▶ [TASK] Give every entry again, word for word.

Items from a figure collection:
· · · · ·
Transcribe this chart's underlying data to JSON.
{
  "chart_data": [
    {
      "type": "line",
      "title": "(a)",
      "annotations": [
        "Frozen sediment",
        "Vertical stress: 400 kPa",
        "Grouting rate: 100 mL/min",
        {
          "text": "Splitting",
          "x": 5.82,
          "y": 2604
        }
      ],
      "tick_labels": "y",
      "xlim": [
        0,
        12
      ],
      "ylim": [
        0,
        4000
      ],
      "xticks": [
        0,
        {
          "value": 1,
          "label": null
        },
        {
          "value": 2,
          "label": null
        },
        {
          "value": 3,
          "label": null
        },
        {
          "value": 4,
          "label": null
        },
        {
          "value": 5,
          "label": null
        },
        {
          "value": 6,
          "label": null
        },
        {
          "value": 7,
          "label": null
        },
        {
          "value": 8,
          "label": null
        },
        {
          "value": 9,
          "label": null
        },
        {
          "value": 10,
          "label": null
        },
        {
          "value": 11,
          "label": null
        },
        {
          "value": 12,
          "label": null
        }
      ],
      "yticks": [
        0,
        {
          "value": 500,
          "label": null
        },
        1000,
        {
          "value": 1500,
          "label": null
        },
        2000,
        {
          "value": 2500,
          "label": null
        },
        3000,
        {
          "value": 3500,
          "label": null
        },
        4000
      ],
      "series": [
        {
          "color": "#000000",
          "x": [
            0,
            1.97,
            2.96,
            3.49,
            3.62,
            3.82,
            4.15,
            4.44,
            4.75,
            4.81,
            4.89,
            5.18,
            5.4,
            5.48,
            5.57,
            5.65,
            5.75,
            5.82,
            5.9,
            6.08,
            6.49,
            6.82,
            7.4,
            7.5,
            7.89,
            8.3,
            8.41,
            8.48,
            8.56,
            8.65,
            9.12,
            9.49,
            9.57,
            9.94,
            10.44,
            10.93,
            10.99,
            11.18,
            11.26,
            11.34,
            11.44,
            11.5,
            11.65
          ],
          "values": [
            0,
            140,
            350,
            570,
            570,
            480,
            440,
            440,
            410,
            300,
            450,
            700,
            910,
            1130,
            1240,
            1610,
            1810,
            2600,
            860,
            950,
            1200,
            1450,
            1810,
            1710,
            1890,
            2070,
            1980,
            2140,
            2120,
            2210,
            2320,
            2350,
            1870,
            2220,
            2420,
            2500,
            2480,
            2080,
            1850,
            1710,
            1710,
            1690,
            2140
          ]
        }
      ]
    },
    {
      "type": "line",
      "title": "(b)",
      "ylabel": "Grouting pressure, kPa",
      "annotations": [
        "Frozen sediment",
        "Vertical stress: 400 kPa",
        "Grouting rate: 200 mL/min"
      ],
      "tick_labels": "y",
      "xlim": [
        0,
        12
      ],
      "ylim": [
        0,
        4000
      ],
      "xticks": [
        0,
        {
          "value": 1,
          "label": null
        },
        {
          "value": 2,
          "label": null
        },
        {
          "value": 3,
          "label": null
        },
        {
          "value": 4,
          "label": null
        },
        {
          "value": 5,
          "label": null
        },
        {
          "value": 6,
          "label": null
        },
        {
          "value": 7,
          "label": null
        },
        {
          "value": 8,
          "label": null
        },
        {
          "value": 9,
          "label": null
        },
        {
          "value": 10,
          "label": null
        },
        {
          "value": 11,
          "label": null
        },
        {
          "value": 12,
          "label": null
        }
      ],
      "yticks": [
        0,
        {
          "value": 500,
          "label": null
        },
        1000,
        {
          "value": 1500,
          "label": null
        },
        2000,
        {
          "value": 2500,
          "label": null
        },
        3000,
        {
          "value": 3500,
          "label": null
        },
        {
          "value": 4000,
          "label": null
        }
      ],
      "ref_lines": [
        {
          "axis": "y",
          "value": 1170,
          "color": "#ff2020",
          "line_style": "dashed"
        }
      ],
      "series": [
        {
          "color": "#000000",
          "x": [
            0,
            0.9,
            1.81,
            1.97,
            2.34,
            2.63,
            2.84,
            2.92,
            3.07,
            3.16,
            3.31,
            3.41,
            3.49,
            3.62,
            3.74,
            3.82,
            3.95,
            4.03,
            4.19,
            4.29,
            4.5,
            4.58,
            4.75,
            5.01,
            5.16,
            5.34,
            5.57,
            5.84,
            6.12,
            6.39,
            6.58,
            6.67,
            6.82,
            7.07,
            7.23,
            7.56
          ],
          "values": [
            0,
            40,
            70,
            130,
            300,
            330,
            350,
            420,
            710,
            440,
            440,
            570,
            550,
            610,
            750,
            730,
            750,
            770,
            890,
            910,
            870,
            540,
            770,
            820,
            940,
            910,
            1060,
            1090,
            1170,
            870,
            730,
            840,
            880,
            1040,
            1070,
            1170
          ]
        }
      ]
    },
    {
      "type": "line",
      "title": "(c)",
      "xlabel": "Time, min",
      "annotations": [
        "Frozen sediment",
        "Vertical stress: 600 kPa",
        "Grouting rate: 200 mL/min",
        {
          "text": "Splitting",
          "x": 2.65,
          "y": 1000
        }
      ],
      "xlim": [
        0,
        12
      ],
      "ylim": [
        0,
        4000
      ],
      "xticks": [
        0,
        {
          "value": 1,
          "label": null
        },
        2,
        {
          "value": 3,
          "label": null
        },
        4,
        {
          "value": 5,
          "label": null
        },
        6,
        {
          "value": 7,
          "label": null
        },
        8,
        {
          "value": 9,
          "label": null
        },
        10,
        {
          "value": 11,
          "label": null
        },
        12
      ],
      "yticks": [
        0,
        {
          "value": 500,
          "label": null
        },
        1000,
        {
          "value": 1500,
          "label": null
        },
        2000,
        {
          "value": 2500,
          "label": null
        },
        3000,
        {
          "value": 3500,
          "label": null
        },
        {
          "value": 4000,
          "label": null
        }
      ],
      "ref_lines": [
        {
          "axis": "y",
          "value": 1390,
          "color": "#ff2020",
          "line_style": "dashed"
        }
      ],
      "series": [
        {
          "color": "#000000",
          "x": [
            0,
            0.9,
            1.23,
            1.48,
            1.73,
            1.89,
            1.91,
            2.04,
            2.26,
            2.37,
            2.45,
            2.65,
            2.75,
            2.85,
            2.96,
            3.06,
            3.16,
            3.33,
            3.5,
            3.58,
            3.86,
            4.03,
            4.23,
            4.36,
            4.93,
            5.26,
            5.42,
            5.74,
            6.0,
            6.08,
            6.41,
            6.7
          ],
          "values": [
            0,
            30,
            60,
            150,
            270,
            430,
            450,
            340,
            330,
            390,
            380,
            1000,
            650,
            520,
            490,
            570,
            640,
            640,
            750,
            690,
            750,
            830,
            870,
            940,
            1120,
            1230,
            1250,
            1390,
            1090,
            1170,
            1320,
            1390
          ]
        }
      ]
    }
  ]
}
· · · · ·
▶ [ANSWER BELOW]
Transcribe this chart's underlying data to JSON.
{
  "chart_data": [
    {
      "type": "line",
      "title": "(a)",
      "annotations": [
        "Frozen sediment",
        "Vertical stress: 400 kPa",
        "Grouting rate: 100 mL/min",
        {
          "text": "Splitting",
          "x": 5.82,
          "y": 2604
        }
      ],
      "tick_labels": "y",
      "xlim": [
        0,
        12
      ],
      "ylim": [
        0,
        4000
      ],
      "xticks": [
        0,
        {
          "value": 1,
          "label": null
        },
        {
          "value": 2,
          "label": null
        },
        {
          "value": 3,
          "label": null
        },
        {
          "value": 4,
          "label": null
        },
        {
          "value": 5,
          "label": null
        },
        {
          "value": 6,
          "label": null
        },
        {
          "value": 7,
          "label": null
        },
        {
          "value": 8,
          "label": null
        },
        {
          "value": 9,
          "label": null
        },
        {
          "value": 10,
          "label": null
        },
        {
          "value": 11,
          "label": null
        },
        {
          "value": 12,
          "label": null
        }
      ],
      "yticks": [
        0,
        {
          "value": 500,
          "label": null
        },
        1000,
        {
          "value": 1500,
          "label": null
        },
        2000,
        {
          "value": 2500,
          "label": null
        },
        3000,
        {
          "value": 3500,
          "label": null
        },
        4000
      ],
      "series": [
        {
          "color": "#000000",
          "x": [
            0,
            1.97,
            2.96,
            3.49,
            3.62,
            3.82,
            4.15,
            4.44,
            4.75,
            4.81,
            4.89,
            5.18,
            5.4,
            5.48,
            5.57,
            5.65,
            5.75,
            5.82,
            5.9,
            6.08,
            6.49,
            6.82,
            7.4,
            7.5,
            7.89,
            8.3,
            8.41,
            8.48,
            8.56,
            8.65,
            9.12,
            9.49,
            9.57,
            9.94,
            10.44,
            10.93,
            10.99,
            11.18,
            11.26,
            11.34,
            11.44,
            11.5,
            11.65
          ],
          "values": [
            0,
            140,
            350,
            570,
            570,
            480,
            440,
            440,
            410,
            300,
            450,
            700,
            910,
            1130,
            1240,
            1610,
            1810,
            2600,
            860,
            950,
            1200,
            1450,
            1810,
            1710,
            1890,
            2070,
            1980,
            2140,
            2120,
            2210,
            2320,
            2350,
            1870,
            2220,
            2420,
            2500,
            2480,
            2080,
            1850,
            1710,
            1710,
            1690,
            2140
          ]
        }
      ]
    },
    {
      "type": "line",
      "title": "(b)",
      "ylabel": "Grouting pressure, kPa",
      "annotations": [
        "Frozen sediment",
        "Vertical stress: 400 kPa",
        "Grouting rate: 200 mL/min"
      ],
      "tick_labels": "y",
      "xlim": [
        0,
        12
      ],
      "ylim": [
        0,
        4000
      ],
      "xticks": [
        0,
        {
          "value": 1,
          "label": null
        },
        {
          "value": 2,
          "label": null
        },
        {
          "value": 3,
          "label": null
        },
        {
          "value": 4,
          "label": null
        },
        {
          "value": 5,
          "label": null
        },
        {
          "value": 6,
          "label": null
        },
        {
          "value": 7,
          "label": null
        },
        {
          "value": 8,
          "label": null
        },
        {
          "value": 9,
          "label": null
        },
        {
          "value": 10,
          "label": null
        },
        {
          "value": 11,
          "label": null
        },
        {
          "value": 12,
          "label": null
        }
      ],
      "yticks": [
        0,
        {
          "value": 500,
          "label": null
        },
        1000,
        {
          "value": 1500,
          "label": null
        },
        2000,
        {
          "value": 2500,
          "label": null
        },
        3000,
        {
          "value": 3500,
          "label": null
        },
        {
          "value": 4000,
          "label": null
        }
      ],
      "ref_lines": [
        {
          "axis": "y",
          "value": 1170,
          "color": "#ff2020",
          "line_style": "dashed"
        }
      ],
      "series": [
        {
          "color": "#000000",
          "x": [
            0,
            0.9,
            1.81,
            1.97,
            2.34,
            2.63,
            2.84,
            2.92,
            3.07,
            3.16,
            3.31,
            3.41,
            3.49,
            3.62,
            3.74,
            3.82,
            3.95,
            4.03,
            4.19,
            4.29,
            4.5,
            4.58,
            4.75,
            5.01,
            5.16,
            5.34,
            5.57,
            5.84,
            6.12,
            6.39,
            6.58,
            6.67,
            6.82,
            7.07,
            7.23,
            7.56
          ],
          "values": [
            0,
            40,
            70,
            130,
            300,
            330,
            350,
            420,
            710,
            440,
            440,
            570,
            550,
            610,
            750,
            730,
            750,
            770,
            890,
            910,
            870,
            540,
            770,
            820,
            940,
            910,
            1060,
            1090,
            1170,
            870,
            730,
            840,
            880,
            1040,
            1070,
            1170
          ]
        }
      ]
    },
    {
      "type": "line",
      "title": "(c)",
      "xlabel": "Time, min",
      "annotations": [
        "Frozen sediment",
        "Vertical stress: 600 kPa",
        "Grouting rate: 200 mL/min",
        {
          "text": "Splitting",
          "x": 2.65,
          "y": 1000
        }
      ],
      "xlim": [
        0,
        12
      ],
      "ylim": [
        0,
        4000
      ],
      "xticks": [
        0,
        {
          "value": 1,
          "label": null
        },
        2,
        {
          "value": 3,
          "label": null
        },
        4,
        {
          "value": 5,
          "label": null
        },
        6,
        {
          "value": 7,
          "label": null
        },
        8,
        {
          "value": 9,
          "label": null
        },
        10,
        {
          "value": 11,
          "label": null
        },
        12
      ],
      "yticks": [
        0,
        {
          "value": 500,
          "label": null
        },
        1000,
        {
          "value": 1500,
          "label": null
        },
        2000,
        {
          "value": 2500,
          "label": null
        },
        3000,
        {
          "value": 3500,
          "label": null
        },
        {
          "value": 4000,
          "label": null
        }
      ],
      "ref_lines": [
        {
          "axis": "y",
          "value": 1390,
          "color": "#ff2020",
          "line_style": "dashed"
        }
      ],
      "series": [
        {
          "color": "#000000",
          "x": [
            0,
            0.9,
            1.23,
            1.48,
            1.73,
            1.89,
            1.91,
            2.04,
            2.26,
            2.37,
            2.45,
            2.65,
            2.75,
            2.85,
            2.96,
            3.06,
            3.16,
            3.33,
            3.5,
            3.58,
            3.86,
            4.03,
            4.23,
            4.36,
            4.93,
            5.26,
            5.42,
            5.74,
            6.0,
            6.08,
            6.41,
            6.7
          ],
          "values": [
            0,
            30,
            60,
            150,
            270,
            430,
            450,
            340,
            330,
            390,
            380,
            1000,
            650,
            520,
            490,
            570,
            640,
            640,
            750,
            690,
            750,
            830,
            870,
            940,
            1120,
            1230,
            1250,
            1390,
            1090,
            1170,
            1320,
            1390
          ]
        }
      ]
    }
  ]
}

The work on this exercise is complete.